*** GIVEN PASSAGE Section Begins ***

The Arabs scold Washington and accuse it of avoiding military intervention in Syria because the opposition in that country cannot foot the bill of intervention, unlike the opposition in oil-rich Libya. The Arab street, in all its strata — at the forefront of which are the conservatives and those who hate and curse the U.S. and the West day and night — has called upon the U.S. to intervene in Syria and Libya to protect the people of those countries. This is an understandable, acceptable and natural position, because the U.S. is a superpower that possesses sufficient defense capacities and is capable of altering the balance of power and resolving the battle in just days, as it did with Saddam Hussein.

But the question is, why are they protesting in Jordan against the intervention of 200 U.S. soldiers, who came not as combatants but rather as experts in dealing with internationally banned chemical weapons, while they plead for thousands of U.S. soldiers to intervene in Syria?

An observer can only recall the position that those conservatives took on the second Gulf War at the beginning of the 1990s, when they rejected intervention by the U.S. to prevent Saddam Hussein from controlling the Gulf.*

“Leave a Muslim issue to the Muslims. Let the Muslims resolve their own differences,” they said, clinging to their view that calling on the Christian West for help in fighting a Muslim — in this case the Baathist Saddam Hussein — was unacceptable. It is clear that their view is inconsistent, depending not on the identity of the intervener, i.e. the Western armies, specifically the U.S., or the presence or absence of oil resources but rather on the state being targeted. What is forbidden in Jordan and the Gulf states is permissible in Syria and Libya!

Assad is a Baathist, just like Saddam Hussein was, and the danger that he poses to his people and neighbors is real, present and imminent. In terms of security, the Jordanians are vulnerable, just as the Libyans were two years ago. So what is different?

As we flick through the pages of history again, we notice that the ideas, recordings and lectures that rejected a U.S. intervention in the Gulf in the 1990s belonged to the same people that called for a U.S. intervention in Libya and call for it today in Syria. Their discourse has changed, and their principles have flipped upside down. They describe Washington as inconsistent, only considering its own interests and contradicting its own principle of protecting human rights around the world. The truth is that they are the inconsistent ones, whose positions contradict their principles. It is now apparent that their principles are optional — not immutable — not only in relation to Western military presence but even in relation to the Russians, who support the Syrian regime and supply it with the equipment it needs to commit daily massacres. Yesterday, they were criticizing Russia, an ally of the Syrian regime, but today they are shaking Russia’s hand and toasting with the blood of the Syrian people!

*** GIVEN PASSAGE Section Ends ***
*** DATASET ENTRIES Section Begins ***

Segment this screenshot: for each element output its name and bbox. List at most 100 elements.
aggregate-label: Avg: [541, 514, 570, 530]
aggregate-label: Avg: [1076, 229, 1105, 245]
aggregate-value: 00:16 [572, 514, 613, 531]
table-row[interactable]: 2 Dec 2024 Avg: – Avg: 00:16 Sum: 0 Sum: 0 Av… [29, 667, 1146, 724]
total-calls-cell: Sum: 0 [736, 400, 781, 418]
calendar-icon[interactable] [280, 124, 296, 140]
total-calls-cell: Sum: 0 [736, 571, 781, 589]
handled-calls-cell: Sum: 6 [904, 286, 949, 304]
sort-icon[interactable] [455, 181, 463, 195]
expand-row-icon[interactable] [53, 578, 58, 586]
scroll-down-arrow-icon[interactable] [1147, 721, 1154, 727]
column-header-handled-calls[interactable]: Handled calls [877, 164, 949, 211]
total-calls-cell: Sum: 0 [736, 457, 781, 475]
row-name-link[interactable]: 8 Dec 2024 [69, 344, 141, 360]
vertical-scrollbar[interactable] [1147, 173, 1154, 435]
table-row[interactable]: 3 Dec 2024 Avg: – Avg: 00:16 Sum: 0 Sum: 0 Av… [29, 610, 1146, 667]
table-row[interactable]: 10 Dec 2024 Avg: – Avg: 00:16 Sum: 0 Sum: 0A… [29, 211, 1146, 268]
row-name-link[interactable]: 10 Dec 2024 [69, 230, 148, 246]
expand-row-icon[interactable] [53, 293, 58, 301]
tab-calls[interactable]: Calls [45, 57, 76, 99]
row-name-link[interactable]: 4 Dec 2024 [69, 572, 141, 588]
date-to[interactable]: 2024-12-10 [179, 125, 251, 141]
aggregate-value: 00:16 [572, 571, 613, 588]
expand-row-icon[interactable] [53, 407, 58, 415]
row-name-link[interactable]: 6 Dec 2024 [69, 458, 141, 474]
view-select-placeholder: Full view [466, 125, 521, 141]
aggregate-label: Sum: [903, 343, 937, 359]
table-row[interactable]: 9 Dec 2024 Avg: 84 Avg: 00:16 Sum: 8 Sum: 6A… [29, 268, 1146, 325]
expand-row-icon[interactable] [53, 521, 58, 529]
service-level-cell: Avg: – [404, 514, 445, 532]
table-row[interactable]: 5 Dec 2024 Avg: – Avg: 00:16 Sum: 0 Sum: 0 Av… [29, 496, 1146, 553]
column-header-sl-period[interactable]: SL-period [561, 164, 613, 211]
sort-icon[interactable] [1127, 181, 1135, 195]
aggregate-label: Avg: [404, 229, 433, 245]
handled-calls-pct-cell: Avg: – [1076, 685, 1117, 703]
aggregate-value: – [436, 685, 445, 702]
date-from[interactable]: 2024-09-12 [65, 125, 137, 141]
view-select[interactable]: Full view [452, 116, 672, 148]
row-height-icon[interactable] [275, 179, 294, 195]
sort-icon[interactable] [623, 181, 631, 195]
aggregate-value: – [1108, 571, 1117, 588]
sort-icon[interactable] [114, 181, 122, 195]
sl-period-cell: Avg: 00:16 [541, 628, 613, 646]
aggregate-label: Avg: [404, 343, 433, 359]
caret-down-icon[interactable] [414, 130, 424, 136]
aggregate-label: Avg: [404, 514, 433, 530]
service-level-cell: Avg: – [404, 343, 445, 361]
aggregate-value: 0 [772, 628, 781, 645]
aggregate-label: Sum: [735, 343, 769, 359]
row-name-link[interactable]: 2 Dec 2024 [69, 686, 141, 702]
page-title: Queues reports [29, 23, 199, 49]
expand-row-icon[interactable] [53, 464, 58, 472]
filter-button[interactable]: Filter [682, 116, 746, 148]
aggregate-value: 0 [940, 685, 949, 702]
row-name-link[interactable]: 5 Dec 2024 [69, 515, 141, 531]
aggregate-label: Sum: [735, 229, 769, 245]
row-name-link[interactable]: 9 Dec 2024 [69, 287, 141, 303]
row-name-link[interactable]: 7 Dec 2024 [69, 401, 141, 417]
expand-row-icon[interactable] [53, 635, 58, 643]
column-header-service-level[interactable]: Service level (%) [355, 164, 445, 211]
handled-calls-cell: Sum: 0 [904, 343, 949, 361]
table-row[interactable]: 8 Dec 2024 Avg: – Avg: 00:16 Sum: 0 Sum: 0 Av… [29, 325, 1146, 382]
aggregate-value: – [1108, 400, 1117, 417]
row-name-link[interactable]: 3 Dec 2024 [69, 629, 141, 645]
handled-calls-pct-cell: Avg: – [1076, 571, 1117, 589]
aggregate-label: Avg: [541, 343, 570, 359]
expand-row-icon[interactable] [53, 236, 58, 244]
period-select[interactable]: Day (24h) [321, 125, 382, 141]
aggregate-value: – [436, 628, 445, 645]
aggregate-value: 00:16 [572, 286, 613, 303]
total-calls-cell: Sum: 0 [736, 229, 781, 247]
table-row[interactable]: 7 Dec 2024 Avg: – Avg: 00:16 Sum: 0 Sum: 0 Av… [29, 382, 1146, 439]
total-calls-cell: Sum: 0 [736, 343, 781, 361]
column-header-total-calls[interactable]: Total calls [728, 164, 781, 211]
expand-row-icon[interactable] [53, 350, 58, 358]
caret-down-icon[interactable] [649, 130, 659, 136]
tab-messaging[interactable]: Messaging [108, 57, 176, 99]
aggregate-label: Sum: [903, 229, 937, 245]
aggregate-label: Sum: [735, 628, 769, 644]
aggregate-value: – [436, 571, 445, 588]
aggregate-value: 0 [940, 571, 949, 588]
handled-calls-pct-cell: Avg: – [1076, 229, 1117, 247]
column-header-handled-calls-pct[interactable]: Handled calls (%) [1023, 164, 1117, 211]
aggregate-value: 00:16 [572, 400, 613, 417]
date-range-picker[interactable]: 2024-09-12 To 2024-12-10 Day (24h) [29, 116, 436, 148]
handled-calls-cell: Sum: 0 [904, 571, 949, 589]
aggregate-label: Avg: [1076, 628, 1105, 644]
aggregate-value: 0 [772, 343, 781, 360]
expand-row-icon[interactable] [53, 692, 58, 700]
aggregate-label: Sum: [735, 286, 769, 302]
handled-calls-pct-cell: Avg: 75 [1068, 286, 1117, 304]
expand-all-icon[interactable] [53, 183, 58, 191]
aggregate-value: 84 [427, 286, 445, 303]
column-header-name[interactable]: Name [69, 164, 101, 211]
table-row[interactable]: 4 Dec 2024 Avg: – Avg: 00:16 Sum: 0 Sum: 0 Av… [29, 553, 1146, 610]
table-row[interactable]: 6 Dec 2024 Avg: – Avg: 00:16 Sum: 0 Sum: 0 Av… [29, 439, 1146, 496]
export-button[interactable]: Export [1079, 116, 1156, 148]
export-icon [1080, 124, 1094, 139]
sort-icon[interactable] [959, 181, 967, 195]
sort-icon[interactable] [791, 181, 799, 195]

*** DATASET ENTRIES Section Ends ***

→ ASSIGNED TASK 1
In the commentary on U.S. intervention, how many U.S. soldiers came to Jordan, and in what capacity?
→ ASSIGNED TASK 2
Continue the commentary on U.S. intervention from its last sentence.
The data are separate from the commentary on U.S. intervention and are not used here.

→ WRITTEN REPLY 1
Two hundred U.S. soldiers came, not as combatants but as experts in dealing with internationally banned chemical weapons.

→ WRITTEN REPLY 2
What if the governments of the Gulf states had yielded to those bidders when Saddam Hussein occupied Kuwait, instead of calling upon Western powers to defend them? What if the Jordanian government had announced that it did not need those experts in chemical weapons, giving in to the will of the street? What differentiates Muslims in Jordan or the Gulf from the Muslims of Syria and Libya? What distinguishes the cruelty, hostility and barbarity of Saddam Hussein from that of Bashar Assad?

It is truly strange that those people, with their changes of heart, will strive to defend any country except for their own, whose safety they disregard and for whose future they have no fear.

The Arab citizen who sits in front of the television screen — now more than ever — to follow the events of the region, which are not about to calm down — not even for a few minutes — needs to be wary of the fluctuations in the discourse that he listens to or reads about on Twitter and other websites, regardless of how eloquent and humanitarian the language may seem. The unfortunate thing is that, behind these inconsistent agitators, walk softhearted Arab peoples with delicate emotions, who are easily influenced by the rhythms of national and religious identity.

But, unfortunately, these peoples have holes in their memory and are ashamed of the truth!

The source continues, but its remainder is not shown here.